*Source document*.
PCR (no, not Ponies Conducting Reseach)

You’ve probably heard a bit about ancient DNA – it’s been in the news a lot recently.

DNA (or deoxyribonucleic acid) is a molecule that encodes the genetic instructions used in the development and function of all known living organisms (including you and me). Ancient DNA is the same as modern DNA, it’s just older (usually a lot older).

It’s been used to identify Richard III by linking the skeleton from the car park to his living relatives (more on him in the next blogpost). It’s shown that the strains of plague bacteria responsible for the medieval and the earlier Roman epidemics were distinct. And it’s even revealed that some Neanderthals probably had red hair.

Which is amazing. But have you ever wondered exactly how researchers actually get this ancient DNA? Well wonder no more.

It all starts when researchers extract a DNA sample – usually from a bone or tooth, which could be hundreds or thousands of years old.

Or, perhaps I should say more accurately, researchers extract a sample that has lots DNA fragments in it… oh and it will also almost certainly include DNA fragments from contaminants – like from the soil or even the researchers themselves.

Now, you can’t just look at the fragments and find the ones you’re interested in studying, because there will only be a few of them. So you need to amplify them – or make copies, to make them more obvious and to give you more to work with in your research.

Enter PCR. Polymerase chain reaction. (See, not ponies conducting research.)

Now, most of us will recognise the DNA’s distinctive double helix. This is made up of two single strands of DNA, with the nucleotides, or bases: guanine, thymine, cytosine, and andesine (or: G, T, C, and A), matching up in the middle – A and G matching up together and T and C matching up and annealing – or attaching together.

DNA is absolutely not made of cadboard and colourful duct tap, but let's pretend!

DNA is absolutely not made of cardboard and colourful duct tap, but let’s pretend, eh?

So, you pop your sample – which remember includes all of the DNA fragments still – into a test tube along with a solution that contains primers,

Ooh, shiny primer.

free nucleotides (that’s the Gs, Ts, Cs, and As),

“We’re free spirits*!” *nucleotides

and an enzyme called DNA polymerase.

Sadly, it does not actually look like Mushroom from Super Mario Kart.

*Stored data entries*.
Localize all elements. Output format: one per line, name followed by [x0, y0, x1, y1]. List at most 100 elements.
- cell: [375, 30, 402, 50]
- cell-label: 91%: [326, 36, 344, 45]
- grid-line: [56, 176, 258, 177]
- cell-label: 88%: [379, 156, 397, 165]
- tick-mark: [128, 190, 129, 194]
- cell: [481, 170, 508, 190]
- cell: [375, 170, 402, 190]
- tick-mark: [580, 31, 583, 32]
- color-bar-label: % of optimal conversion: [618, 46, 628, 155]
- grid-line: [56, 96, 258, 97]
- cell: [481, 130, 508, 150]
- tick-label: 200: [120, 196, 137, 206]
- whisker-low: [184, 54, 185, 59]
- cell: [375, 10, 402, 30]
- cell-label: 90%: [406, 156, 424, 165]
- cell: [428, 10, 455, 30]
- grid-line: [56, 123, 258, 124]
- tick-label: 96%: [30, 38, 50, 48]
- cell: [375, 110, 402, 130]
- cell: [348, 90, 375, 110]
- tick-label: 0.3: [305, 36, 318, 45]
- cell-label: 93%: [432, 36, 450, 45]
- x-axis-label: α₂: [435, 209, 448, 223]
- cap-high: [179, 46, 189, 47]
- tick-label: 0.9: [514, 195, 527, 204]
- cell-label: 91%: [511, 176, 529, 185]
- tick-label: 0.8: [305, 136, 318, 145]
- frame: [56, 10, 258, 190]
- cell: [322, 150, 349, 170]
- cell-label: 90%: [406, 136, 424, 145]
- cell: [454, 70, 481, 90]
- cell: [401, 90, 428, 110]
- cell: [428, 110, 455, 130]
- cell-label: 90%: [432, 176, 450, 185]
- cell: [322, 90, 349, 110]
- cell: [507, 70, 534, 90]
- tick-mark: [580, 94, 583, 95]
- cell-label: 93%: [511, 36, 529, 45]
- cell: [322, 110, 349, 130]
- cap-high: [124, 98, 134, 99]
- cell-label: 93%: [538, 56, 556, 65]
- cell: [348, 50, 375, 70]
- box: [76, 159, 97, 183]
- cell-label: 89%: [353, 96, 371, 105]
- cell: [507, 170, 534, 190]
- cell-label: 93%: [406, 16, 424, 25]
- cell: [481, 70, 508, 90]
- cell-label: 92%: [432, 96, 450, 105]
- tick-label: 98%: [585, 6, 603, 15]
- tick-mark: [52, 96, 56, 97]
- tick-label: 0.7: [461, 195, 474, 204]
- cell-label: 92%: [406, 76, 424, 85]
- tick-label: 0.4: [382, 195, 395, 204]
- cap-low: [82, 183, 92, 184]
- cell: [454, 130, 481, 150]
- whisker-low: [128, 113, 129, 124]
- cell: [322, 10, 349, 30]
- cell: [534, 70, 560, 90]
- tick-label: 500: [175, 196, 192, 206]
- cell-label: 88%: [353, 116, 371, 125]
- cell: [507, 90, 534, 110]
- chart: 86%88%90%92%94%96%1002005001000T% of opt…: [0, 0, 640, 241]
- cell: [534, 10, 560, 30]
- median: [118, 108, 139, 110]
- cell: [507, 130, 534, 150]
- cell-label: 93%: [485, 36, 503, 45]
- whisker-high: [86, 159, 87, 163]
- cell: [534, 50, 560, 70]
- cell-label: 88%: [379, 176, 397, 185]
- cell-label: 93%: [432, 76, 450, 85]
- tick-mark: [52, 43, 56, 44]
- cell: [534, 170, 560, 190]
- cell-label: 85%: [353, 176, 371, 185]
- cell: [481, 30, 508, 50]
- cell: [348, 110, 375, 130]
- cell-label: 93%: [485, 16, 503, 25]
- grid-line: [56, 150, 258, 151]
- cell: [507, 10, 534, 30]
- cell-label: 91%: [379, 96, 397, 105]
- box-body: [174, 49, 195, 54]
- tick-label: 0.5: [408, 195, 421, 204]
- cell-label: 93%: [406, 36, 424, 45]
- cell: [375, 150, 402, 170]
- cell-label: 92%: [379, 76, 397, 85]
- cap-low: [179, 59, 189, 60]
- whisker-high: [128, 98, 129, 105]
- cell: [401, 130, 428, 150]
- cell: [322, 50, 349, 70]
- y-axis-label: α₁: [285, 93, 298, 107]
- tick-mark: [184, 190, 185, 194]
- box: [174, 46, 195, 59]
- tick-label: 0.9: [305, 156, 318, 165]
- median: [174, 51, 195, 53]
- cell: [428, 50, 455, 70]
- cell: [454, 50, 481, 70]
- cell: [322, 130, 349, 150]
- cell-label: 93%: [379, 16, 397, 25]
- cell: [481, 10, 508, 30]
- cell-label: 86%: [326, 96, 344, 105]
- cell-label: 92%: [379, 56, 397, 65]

*Task details*.
Carry on the explainer about PCR and ancient DNA, starting right after its last sentence.

*Final answer*.
Now the primers are a very important part of the solution. These are small segments of a single strand of DNA, which are chosen by researchers because their nucleotides will match up to a unique section of the DNA they are interested in copying.

Once you’ve got your test tube with everything you need in it for PCR:

Now pretend that my floor is the inside of a test tube (which in the past has been played by the part of a purple bucket).

Now pretend that my floor is the inside of a test tube (which in the past has been played by the part of a purple bucket).

– you pop it into a machine called a thermo cycler, which will begin the process by heating up the DNA fragments (to about 94-98°C) so that they denature, or separate into two single-strands of DNA.

The sample is then cooled (to 50-65°C), and those primers will seek out the unique sections of the single-strands that match up to their nucleotides and anneal – or attach to them.

This tells the DNA polymerase where to start synthesising, or building, by activating those free nucleotides into attaching to their matching pair on the single strands – so they fill in the blanks themselves, in a chain reaction (usually at about 70-80°C).

A little bit like this:

This process results in the duplication of the original DNA, with each copy containing one old (black tape) and one new strand (silver tape) of DNA! You may have noticed that the animation above only shows one, this is because the other half still looks like cardboard – instead of cardboard covered in colourful duct tape – but just imagine that this process has happened to the other strand as well, as it would in reality). Then each of these strands can be used to create two new copies, and so on, and so forth.

The cycle of separating and building new DNA is repeated as many as 20 to 40 times, leading to more than one billion exact copies of the original DNA segment… in just a few hours.

And just like that (with a few caveats) you’ve got enough of the ancient DNA you’re interested in studying, so now you can tell us all about everything from disease mutations to human origins, or even what woolly mammoths ate.

Not bad for a scientific method developed before Back to the Future was released, eh?

If you’re interested in listening to a great description of the PCR process, check out this recent Naked Scientists podcast. In fact, just listen to the entire podcast, because it’s great!

2 responses to “PCR (no, not Ponies Conducting Reseach)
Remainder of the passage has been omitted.